▸ **Problem description**
Copy every line of the material below word for word.

--- begin Items ---

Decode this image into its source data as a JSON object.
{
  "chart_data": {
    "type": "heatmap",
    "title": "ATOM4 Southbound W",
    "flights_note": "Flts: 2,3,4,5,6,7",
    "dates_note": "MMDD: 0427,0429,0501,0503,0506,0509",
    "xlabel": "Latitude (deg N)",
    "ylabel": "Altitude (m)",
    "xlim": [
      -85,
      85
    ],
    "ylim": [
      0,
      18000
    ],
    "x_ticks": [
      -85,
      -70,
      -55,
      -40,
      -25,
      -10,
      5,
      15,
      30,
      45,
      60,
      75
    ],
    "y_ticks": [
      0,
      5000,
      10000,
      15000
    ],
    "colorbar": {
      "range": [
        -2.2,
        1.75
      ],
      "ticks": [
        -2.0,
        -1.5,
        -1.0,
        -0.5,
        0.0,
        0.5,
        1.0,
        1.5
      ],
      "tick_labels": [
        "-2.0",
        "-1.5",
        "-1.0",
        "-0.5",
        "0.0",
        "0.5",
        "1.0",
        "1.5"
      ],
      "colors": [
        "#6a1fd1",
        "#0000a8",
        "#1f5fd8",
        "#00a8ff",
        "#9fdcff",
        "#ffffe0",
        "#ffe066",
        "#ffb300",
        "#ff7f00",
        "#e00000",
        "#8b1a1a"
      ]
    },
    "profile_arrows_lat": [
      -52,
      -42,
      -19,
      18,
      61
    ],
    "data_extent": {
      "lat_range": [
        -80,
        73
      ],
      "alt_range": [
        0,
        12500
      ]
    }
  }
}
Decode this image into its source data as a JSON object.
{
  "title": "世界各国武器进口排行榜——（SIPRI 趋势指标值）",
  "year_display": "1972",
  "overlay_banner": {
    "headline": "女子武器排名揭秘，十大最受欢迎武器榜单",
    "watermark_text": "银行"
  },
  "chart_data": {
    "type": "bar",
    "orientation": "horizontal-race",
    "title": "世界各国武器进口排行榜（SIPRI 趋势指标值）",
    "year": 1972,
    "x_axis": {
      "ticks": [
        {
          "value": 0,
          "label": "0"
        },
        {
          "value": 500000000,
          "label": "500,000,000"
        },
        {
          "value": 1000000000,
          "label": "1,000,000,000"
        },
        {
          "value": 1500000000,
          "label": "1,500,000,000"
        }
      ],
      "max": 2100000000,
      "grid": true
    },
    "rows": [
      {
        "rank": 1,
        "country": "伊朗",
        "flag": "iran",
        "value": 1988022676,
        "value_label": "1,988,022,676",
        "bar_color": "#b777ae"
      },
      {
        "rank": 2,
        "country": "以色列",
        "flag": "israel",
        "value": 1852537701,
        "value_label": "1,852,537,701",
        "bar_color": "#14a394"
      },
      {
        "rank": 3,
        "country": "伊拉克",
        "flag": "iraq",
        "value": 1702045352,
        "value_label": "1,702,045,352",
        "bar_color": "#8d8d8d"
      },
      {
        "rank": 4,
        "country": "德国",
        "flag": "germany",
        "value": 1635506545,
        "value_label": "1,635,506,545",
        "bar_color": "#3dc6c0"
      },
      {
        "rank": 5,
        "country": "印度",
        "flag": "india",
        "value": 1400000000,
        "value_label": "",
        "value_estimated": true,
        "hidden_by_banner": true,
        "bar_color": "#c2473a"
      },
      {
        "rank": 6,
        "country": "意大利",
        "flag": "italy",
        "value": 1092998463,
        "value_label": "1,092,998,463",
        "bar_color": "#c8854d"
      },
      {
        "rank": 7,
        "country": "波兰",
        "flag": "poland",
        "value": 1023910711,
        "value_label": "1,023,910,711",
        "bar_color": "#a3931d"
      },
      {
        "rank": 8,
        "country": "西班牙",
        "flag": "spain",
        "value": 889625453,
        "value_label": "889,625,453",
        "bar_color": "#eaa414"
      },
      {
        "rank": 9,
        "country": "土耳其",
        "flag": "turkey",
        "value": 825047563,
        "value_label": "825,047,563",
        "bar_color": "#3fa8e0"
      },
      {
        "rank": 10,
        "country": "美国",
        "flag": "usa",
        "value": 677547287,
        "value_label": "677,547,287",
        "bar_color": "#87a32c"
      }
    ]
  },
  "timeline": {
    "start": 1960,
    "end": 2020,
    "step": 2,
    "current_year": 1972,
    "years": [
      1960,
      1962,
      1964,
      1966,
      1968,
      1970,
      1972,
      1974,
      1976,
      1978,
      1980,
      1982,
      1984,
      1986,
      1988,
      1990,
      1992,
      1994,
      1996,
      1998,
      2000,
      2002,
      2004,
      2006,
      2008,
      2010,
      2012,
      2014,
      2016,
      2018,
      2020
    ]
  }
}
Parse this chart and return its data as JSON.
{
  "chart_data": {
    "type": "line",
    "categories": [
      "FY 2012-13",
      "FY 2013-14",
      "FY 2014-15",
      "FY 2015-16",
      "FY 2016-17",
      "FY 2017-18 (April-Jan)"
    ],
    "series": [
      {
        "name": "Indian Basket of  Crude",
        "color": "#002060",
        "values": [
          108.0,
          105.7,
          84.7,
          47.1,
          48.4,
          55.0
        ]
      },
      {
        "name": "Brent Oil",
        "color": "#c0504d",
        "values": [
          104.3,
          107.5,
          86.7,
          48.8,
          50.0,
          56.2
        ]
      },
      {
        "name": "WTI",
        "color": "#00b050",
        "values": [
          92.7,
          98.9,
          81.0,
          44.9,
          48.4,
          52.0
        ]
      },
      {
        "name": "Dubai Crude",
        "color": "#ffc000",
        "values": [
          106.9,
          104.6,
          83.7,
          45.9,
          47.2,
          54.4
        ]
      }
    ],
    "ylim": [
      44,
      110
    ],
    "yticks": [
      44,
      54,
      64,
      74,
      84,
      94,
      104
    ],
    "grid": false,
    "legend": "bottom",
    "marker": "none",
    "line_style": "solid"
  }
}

--- end Items ---

▸ **Written reply**
Decode this image into its source data as a JSON object.
{
  "chart_data": {
    "type": "heatmap",
    "title": "ATOM4 Southbound W",
    "flights_note": "Flts: 2,3,4,5,6,7",
    "dates_note": "MMDD: 0427,0429,0501,0503,0506,0509",
    "xlabel": "Latitude (deg N)",
    "ylabel": "Altitude (m)",
    "xlim": [
      -85,
      85
    ],
    "ylim": [
      0,
      18000
    ],
    "x_ticks": [
      -85,
      -70,
      -55,
      -40,
      -25,
      -10,
      5,
      15,
      30,
      45,
      60,
      75
    ],
    "y_ticks": [
      0,
      5000,
      10000,
      15000
    ],
    "colorbar": {
      "range": [
        -2.2,
        1.75
      ],
      "ticks": [
        -2.0,
        -1.5,
        -1.0,
        -0.5,
        0.0,
        0.5,
        1.0,
        1.5
      ],
      "tick_labels": [
        "-2.0",
        "-1.5",
        "-1.0",
        "-0.5",
        "0.0",
        "0.5",
        "1.0",
        "1.5"
      ],
      "colors": [
        "#6a1fd1",
        "#0000a8",
        "#1f5fd8",
        "#00a8ff",
        "#9fdcff",
        "#ffffe0",
        "#ffe066",
        "#ffb300",
        "#ff7f00",
        "#e00000",
        "#8b1a1a"
      ]
    },
    "profile_arrows_lat": [
      -52,
      -42,
      -19,
      18,
      61
    ],
    "data_extent": {
      "lat_range": [
        -80,
        73
      ],
      "alt_range": [
        0,
        12500
      ]
    }
  }
}
Decode this image into its source data as a JSON object.
{
  "title": "世界各国武器进口排行榜——（SIPRI 趋势指标值）",
  "year_display": "1972",
  "overlay_banner": {
    "headline": "女子武器排名揭秘，十大最受欢迎武器榜单",
    "watermark_text": "银行"
  },
  "chart_data": {
    "type": "bar",
    "orientation": "horizontal-race",
    "title": "世界各国武器进口排行榜（SIPRI 趋势指标值）",
    "year": 1972,
    "x_axis": {
      "ticks": [
        {
          "value": 0,
          "label": "0"
        },
        {
          "value": 500000000,
          "label": "500,000,000"
        },
        {
          "value": 1000000000,
          "label": "1,000,000,000"
        },
        {
          "value": 1500000000,
          "label": "1,500,000,000"
        }
      ],
      "max": 2100000000,
      "grid": true
    },
    "rows": [
      {
        "rank": 1,
        "country": "伊朗",
        "flag": "iran",
        "value": 1988022676,
        "value_label": "1,988,022,676",
        "bar_color": "#b777ae"
      },
      {
        "rank": 2,
        "country": "以色列",
        "flag": "israel",
        "value": 1852537701,
        "value_label": "1,852,537,701",
        "bar_color": "#14a394"
      },
      {
        "rank": 3,
        "country": "伊拉克",
        "flag": "iraq",
        "value": 1702045352,
        "value_label": "1,702,045,352",
        "bar_color": "#8d8d8d"
      },
      {
        "rank": 4,
        "country": "德国",
        "flag": "germany",
        "value": 1635506545,
        "value_label": "1,635,506,545",
        "bar_color": "#3dc6c0"
      },
      {
        "rank": 5,
        "country": "印度",
        "flag": "india",
        "value": 1400000000,
        "value_label": "",
        "value_estimated": true,
        "hidden_by_banner": true,
        "bar_color": "#c2473a"
      },
      {
        "rank": 6,
        "country": "意大利",
        "flag": "italy",
        "value": 1092998463,
        "value_label": "1,092,998,463",
        "bar_color": "#c8854d"
      },
      {
        "rank": 7,
        "country": "波兰",
        "flag": "poland",
        "value": 1023910711,
        "value_label": "1,023,910,711",
        "bar_color": "#a3931d"
      },
      {
        "rank": 8,
        "country": "西班牙",
        "flag": "spain",
        "value": 889625453,
        "value_label": "889,625,453",
        "bar_color": "#eaa414"
      },
      {
        "rank": 9,
        "country": "土耳其",
        "flag": "turkey",
        "value": 825047563,
        "value_label": "825,047,563",
        "bar_color": "#3fa8e0"
      },
      {
        "rank": 10,
        "country": "美国",
        "flag": "usa",
        "value": 677547287,
        "value_label": "677,547,287",
        "bar_color": "#87a32c"
      }
    ]
  },
  "timeline": {
    "start": 1960,
    "end": 2020,
    "step": 2,
    "current_year": 1972,
    "years": [
      1960,
      1962,
      1964,
      1966,
      1968,
      1970,
      1972,
      1974,
      1976,
      1978,
      1980,
      1982,
      1984,
      1986,
      1988,
      1990,
      1992,
      1994,
      1996,
      1998,
      2000,
      2002,
      2004,
      2006,
      2008,
      2010,
      2012,
      2014,
      2016,
      2018,
      2020
    ]
  }
}
Parse this chart and return its data as JSON.
{
  "chart_data": {
    "type": "line",
    "categories": [
      "FY 2012-13",
      "FY 2013-14",
      "FY 2014-15",
      "FY 2015-16",
      "FY 2016-17",
      "FY 2017-18 (April-Jan)"
    ],
    "series": [
      {
        "name": "Indian Basket of  Crude",
        "color": "#002060",
        "values": [
          108.0,
          105.7,
          84.7,
          47.1,
          48.4,
          55.0
        ]
      },
      {
        "name": "Brent Oil",
        "color": "#c0504d",
        "values": [
          104.3,
          107.5,
          86.7,
          48.8,
          50.0,
          56.2
        ]
      },
      {
        "name": "WTI",
        "color": "#00b050",
        "values": [
          92.7,
          98.9,
          81.0,
          44.9,
          48.4,
          52.0
        ]
      },
      {
        "name": "Dubai Crude",
        "color": "#ffc000",
        "values": [
          106.9,
          104.6,
          83.7,
          45.9,
          47.2,
          54.4
        ]
      }
    ],
    "ylim": [
      44,
      110
    ],
    "yticks": [
      44,
      54,
      64,
      74,
      84,
      94,
      104
    ],
    "grid": false,
    "legend": "bottom",
    "marker": "none",
    "line_style": "solid"
  }
}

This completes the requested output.